■ The problem:
Narrow the data below down to the lines containing "CBGA".

↓↓↓

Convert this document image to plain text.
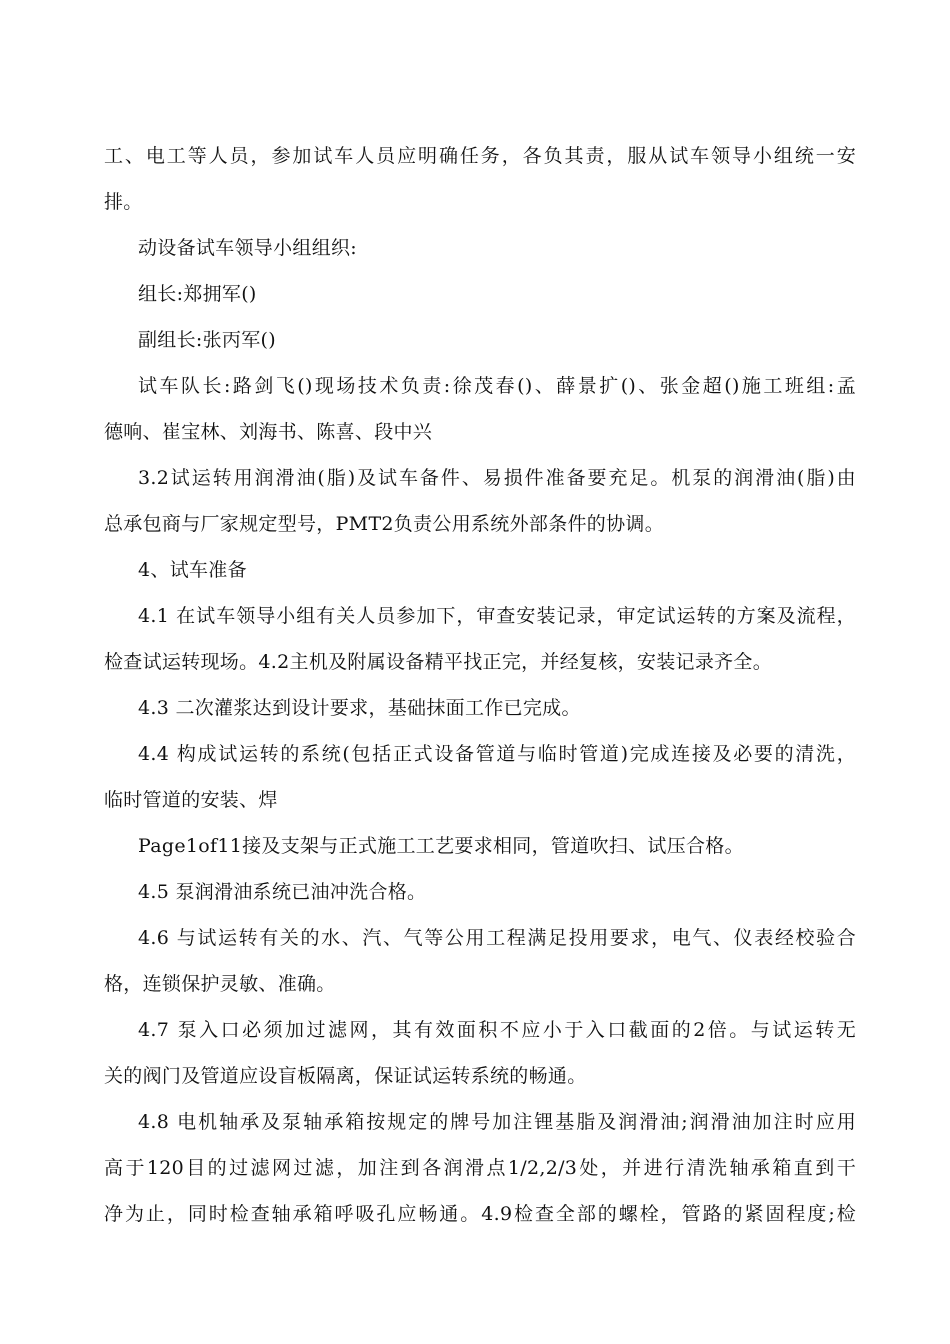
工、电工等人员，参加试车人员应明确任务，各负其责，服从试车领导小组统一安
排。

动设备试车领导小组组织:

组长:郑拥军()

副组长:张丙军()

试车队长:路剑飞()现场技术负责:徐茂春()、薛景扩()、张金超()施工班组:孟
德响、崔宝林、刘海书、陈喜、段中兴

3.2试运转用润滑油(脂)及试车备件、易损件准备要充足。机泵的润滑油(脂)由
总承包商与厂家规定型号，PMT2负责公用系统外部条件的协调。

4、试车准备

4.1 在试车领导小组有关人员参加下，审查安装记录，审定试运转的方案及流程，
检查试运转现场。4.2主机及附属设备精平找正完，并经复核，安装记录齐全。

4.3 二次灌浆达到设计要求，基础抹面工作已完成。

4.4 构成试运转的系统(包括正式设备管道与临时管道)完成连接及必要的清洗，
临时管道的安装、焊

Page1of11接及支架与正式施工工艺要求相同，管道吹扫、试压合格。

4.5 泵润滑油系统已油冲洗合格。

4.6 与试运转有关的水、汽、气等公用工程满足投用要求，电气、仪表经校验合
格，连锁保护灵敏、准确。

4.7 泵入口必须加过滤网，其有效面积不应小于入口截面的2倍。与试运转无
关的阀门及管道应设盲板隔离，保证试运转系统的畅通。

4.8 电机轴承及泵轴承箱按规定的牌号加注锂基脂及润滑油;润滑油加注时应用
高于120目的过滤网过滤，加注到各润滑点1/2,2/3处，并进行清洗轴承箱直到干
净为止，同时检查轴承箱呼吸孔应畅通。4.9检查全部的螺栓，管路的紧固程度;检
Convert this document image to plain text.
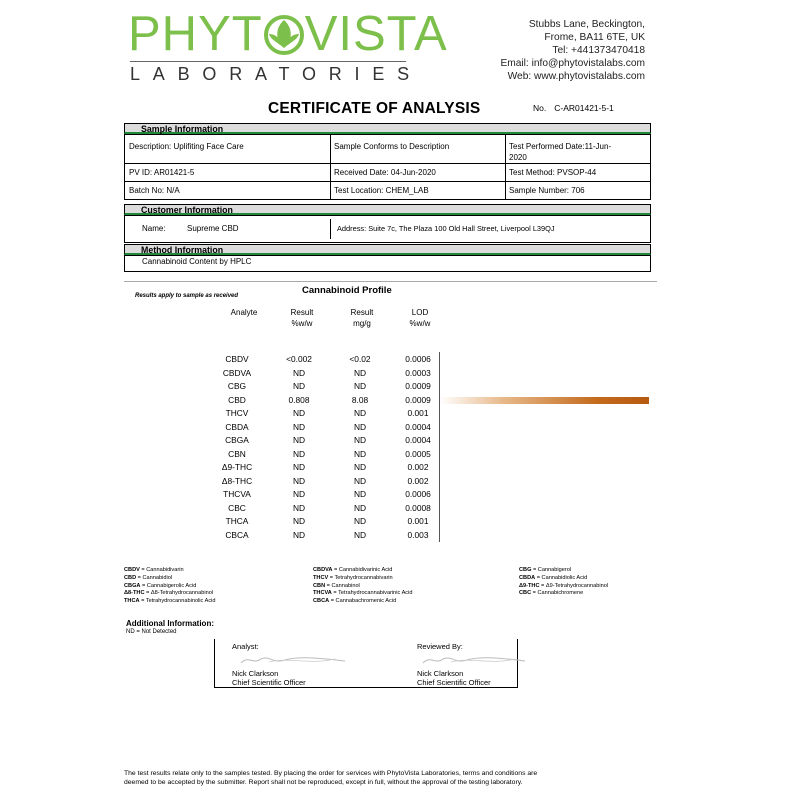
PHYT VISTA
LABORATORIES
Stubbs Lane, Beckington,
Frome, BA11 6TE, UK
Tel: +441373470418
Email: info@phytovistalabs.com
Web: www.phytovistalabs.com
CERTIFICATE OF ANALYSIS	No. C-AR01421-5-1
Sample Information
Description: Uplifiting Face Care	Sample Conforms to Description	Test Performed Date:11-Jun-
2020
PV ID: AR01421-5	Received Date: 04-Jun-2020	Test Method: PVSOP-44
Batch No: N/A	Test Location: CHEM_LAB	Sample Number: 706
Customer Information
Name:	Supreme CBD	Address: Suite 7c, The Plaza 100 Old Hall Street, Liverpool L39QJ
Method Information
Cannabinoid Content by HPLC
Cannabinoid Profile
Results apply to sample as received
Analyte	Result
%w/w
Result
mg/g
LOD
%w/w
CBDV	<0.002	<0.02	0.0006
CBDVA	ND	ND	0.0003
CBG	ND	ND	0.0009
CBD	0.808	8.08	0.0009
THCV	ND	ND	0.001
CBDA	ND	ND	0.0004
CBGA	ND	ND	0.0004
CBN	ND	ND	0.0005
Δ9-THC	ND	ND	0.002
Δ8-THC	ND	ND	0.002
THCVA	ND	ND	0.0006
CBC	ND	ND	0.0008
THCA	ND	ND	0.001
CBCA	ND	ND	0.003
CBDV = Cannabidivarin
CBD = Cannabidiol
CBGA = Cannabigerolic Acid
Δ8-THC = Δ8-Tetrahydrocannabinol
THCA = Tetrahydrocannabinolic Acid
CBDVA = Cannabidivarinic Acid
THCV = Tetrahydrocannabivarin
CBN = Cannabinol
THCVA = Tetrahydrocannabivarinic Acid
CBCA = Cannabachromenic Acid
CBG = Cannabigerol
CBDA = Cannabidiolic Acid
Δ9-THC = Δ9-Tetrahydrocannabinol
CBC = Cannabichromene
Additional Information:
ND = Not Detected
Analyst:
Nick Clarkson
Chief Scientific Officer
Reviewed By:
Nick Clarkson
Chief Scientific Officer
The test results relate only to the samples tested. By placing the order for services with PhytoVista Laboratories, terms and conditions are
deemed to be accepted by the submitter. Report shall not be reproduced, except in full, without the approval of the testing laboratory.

↑↑↑
↓↓↓

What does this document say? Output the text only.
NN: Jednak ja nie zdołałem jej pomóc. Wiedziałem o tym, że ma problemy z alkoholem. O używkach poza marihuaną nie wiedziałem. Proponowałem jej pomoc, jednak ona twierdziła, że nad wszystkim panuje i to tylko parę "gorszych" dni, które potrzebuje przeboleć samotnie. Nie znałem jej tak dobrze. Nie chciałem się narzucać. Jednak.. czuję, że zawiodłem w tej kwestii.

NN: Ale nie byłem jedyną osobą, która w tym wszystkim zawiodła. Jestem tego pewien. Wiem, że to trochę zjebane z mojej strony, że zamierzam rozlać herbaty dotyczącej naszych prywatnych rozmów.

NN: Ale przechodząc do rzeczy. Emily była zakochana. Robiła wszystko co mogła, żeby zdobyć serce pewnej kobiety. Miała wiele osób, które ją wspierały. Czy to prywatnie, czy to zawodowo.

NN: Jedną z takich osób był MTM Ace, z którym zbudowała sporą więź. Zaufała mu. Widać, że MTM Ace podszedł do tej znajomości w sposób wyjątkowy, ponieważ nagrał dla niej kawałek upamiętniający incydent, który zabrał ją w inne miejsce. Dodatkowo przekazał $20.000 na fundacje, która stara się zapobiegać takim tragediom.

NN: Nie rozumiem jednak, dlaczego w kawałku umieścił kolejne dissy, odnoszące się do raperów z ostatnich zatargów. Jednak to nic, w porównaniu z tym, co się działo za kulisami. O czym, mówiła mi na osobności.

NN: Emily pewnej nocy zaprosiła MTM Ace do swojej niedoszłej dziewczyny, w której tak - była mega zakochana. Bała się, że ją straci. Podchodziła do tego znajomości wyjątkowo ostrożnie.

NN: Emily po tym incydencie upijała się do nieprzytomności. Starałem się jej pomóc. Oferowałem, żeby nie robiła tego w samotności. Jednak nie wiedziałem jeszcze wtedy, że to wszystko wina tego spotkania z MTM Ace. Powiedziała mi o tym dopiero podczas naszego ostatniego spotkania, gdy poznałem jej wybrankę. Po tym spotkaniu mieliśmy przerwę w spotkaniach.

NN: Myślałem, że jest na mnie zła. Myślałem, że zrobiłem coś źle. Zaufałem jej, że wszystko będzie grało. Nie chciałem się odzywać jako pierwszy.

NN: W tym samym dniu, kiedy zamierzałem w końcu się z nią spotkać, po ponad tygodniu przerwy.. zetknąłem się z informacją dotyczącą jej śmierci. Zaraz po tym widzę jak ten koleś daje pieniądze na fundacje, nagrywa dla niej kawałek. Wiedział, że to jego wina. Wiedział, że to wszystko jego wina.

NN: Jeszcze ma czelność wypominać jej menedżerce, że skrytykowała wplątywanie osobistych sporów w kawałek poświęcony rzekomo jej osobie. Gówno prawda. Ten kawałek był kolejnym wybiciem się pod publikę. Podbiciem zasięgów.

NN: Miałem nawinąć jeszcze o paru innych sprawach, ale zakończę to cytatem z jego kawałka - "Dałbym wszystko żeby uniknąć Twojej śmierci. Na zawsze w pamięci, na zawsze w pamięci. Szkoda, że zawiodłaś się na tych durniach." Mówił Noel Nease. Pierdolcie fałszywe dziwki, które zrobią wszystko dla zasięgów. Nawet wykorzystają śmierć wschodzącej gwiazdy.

↑↑↑
↓↓↓

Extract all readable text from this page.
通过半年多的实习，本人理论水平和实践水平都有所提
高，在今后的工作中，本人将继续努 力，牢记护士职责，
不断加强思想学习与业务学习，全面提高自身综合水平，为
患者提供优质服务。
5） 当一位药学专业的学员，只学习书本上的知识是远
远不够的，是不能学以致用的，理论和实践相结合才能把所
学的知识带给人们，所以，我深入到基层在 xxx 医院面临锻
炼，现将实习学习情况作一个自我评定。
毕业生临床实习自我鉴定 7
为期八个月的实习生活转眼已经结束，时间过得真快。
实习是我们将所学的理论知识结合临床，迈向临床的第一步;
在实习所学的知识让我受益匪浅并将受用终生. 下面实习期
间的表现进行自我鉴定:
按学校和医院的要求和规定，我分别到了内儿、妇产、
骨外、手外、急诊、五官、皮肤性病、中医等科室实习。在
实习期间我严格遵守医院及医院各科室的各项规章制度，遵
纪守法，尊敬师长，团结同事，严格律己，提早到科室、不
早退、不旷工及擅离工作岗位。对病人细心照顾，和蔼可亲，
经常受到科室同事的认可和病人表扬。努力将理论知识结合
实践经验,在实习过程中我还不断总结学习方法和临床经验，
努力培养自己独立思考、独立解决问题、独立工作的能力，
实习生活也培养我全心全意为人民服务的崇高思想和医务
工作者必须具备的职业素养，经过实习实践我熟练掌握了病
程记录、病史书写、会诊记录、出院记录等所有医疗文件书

↑↑↑

■ Correct answer:
CBGA	ND	ND	0.0004
CBGA = Cannabigerolic Acid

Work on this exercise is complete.